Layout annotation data
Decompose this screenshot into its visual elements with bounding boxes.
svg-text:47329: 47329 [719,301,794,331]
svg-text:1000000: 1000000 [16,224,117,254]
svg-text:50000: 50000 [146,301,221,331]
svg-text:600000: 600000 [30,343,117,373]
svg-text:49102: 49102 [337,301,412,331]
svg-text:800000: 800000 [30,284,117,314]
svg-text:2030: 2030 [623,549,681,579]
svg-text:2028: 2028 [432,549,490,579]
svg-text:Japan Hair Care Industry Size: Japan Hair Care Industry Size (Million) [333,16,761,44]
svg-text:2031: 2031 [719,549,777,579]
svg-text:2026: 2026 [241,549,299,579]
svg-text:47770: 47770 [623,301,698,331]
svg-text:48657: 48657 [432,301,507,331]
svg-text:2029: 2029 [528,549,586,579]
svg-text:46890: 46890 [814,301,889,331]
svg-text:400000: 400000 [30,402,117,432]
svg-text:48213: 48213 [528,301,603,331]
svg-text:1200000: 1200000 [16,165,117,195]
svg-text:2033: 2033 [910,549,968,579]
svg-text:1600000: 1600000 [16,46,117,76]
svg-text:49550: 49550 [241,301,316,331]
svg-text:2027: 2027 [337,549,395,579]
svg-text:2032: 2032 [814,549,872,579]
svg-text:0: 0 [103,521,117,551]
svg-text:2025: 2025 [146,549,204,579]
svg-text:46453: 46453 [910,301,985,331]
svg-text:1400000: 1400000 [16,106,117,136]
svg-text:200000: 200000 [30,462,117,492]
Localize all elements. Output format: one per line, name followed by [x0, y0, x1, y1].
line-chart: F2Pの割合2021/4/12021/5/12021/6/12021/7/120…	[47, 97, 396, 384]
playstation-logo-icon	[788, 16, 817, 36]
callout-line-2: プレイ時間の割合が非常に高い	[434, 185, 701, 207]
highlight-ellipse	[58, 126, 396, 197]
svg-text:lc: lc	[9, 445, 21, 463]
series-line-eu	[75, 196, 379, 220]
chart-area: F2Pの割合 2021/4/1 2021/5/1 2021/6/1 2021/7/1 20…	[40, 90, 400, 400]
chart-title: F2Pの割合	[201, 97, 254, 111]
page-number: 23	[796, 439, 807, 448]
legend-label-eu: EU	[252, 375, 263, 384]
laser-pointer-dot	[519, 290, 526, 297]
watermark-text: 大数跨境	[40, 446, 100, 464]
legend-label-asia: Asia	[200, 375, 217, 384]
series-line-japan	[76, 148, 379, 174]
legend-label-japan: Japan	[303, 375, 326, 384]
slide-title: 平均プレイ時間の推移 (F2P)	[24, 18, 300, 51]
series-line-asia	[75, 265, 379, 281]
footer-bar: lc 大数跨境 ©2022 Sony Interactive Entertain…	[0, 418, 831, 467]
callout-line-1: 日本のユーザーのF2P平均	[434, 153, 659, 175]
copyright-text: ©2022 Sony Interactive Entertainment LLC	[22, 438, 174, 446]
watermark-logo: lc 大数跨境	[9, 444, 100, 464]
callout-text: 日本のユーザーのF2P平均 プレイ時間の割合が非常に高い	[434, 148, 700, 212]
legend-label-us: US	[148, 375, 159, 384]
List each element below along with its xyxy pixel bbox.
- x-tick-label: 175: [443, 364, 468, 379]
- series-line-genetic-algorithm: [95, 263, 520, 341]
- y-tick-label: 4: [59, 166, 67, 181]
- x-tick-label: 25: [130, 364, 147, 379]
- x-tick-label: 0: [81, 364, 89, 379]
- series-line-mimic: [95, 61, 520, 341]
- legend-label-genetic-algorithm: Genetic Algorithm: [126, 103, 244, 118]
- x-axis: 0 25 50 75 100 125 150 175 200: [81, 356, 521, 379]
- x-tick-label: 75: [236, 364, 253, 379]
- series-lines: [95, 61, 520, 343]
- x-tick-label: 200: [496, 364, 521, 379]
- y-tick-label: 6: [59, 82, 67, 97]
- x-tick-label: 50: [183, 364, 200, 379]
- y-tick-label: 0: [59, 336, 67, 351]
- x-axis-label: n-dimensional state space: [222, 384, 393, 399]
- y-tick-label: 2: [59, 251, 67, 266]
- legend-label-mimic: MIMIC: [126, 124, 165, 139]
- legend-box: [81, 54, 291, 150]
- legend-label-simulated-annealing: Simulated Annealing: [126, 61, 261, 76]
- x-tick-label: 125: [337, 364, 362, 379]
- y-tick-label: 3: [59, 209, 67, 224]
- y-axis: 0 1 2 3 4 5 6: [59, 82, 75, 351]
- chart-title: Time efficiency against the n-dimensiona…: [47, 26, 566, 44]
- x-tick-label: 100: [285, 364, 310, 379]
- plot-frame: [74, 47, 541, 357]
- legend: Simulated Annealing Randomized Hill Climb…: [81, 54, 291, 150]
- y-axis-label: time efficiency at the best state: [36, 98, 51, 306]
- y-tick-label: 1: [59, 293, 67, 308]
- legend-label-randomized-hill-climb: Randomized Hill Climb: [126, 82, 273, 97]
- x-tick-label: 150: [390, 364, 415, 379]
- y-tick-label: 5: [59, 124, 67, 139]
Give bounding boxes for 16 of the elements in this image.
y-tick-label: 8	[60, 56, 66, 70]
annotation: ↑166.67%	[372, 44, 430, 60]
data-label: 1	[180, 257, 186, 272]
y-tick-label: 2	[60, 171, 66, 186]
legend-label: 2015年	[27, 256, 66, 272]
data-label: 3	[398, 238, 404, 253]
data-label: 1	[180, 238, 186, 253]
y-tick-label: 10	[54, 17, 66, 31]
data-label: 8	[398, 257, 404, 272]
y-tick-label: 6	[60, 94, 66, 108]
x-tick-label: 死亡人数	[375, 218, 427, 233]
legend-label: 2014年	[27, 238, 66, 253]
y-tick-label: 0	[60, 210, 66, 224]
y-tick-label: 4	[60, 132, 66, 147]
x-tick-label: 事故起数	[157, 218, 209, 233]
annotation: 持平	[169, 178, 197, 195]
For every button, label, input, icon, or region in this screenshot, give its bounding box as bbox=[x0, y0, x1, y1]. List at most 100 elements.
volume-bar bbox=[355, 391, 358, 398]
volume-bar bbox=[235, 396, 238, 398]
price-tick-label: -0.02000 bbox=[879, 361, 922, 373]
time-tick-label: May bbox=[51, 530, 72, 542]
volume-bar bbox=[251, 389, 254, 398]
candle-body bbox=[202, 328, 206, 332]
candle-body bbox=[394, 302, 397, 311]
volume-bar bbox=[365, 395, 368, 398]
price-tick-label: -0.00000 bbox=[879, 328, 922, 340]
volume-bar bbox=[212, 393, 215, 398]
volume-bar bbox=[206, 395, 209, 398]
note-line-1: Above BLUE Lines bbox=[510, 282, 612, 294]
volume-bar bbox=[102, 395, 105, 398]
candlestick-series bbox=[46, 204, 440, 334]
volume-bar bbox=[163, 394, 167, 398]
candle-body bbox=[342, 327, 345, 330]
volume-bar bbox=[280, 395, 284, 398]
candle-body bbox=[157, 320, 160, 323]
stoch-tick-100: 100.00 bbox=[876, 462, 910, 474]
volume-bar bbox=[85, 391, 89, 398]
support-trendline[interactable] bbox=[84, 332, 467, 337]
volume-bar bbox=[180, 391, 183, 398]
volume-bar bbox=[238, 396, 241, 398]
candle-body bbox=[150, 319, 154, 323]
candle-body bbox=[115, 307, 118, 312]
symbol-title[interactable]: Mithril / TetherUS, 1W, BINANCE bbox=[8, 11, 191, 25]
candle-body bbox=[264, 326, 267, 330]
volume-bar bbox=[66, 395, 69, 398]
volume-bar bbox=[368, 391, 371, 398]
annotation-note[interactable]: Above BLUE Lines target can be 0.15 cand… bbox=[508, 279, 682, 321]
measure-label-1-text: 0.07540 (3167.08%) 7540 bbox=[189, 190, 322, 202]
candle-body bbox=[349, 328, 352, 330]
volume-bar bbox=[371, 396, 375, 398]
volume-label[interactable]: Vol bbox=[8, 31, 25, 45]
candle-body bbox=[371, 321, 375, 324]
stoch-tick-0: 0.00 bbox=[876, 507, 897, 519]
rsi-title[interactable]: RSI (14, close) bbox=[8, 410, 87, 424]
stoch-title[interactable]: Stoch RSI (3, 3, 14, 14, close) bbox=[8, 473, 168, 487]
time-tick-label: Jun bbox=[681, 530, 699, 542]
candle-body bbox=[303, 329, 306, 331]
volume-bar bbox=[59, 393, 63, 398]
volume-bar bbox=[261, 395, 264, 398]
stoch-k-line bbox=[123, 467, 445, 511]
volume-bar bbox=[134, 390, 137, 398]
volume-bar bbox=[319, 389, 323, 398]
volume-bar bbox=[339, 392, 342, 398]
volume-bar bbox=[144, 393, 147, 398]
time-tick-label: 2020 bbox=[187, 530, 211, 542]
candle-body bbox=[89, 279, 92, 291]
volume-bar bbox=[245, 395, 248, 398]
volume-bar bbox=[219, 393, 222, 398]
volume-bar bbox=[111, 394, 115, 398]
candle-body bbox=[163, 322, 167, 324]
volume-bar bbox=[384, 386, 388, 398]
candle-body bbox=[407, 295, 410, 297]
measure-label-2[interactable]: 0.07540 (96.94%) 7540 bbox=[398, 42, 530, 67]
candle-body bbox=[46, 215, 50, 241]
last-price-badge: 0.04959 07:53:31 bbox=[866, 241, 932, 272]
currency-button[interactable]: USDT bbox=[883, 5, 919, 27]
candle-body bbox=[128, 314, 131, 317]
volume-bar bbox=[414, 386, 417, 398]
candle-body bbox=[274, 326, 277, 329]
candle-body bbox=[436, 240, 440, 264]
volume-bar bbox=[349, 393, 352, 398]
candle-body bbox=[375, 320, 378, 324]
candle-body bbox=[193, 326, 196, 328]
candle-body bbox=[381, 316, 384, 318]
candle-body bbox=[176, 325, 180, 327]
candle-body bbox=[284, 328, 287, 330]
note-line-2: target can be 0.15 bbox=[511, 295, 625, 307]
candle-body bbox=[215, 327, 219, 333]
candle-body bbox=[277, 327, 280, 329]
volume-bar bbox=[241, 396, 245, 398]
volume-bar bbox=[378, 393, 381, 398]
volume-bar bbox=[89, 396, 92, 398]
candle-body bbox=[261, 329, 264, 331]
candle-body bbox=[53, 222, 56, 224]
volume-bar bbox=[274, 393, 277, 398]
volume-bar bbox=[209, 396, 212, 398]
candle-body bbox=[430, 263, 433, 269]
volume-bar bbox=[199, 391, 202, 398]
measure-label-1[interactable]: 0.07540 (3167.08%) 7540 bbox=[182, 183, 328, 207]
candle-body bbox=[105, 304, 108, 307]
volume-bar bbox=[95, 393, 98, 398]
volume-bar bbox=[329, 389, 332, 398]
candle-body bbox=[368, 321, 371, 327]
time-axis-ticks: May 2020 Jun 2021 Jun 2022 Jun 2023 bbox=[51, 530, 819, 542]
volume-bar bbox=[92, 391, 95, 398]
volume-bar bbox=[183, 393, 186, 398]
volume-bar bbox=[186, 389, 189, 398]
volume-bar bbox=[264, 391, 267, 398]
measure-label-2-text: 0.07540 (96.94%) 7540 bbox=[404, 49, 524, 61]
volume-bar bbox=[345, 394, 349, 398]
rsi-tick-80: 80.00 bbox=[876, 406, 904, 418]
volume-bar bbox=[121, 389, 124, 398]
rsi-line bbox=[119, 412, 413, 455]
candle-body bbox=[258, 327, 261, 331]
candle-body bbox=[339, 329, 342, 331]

**Task**
Rewrite the data as a numbered list, from its first line through the line containing "svg-text:2028: 2028 [432,549,490,579]", and skip any blank lines.

**Solution to the exercise**
1. Decompose this screenshot into its visual elements with bounding boxes.
2. svg-text:47329: 47329 [719,301,794,331]
3. svg-text:1000000: 1000000 [16,224,117,254]
4. svg-text:50000: 50000 [146,301,221,331]
5. svg-text:600000: 600000 [30,343,117,373]
6. svg-text:49102: 49102 [337,301,412,331]
7. svg-text:800000: 800000 [30,284,117,314]
8. svg-text:2030: 2030 [623,549,681,579]
9. svg-text:2028: 2028 [432,549,490,579]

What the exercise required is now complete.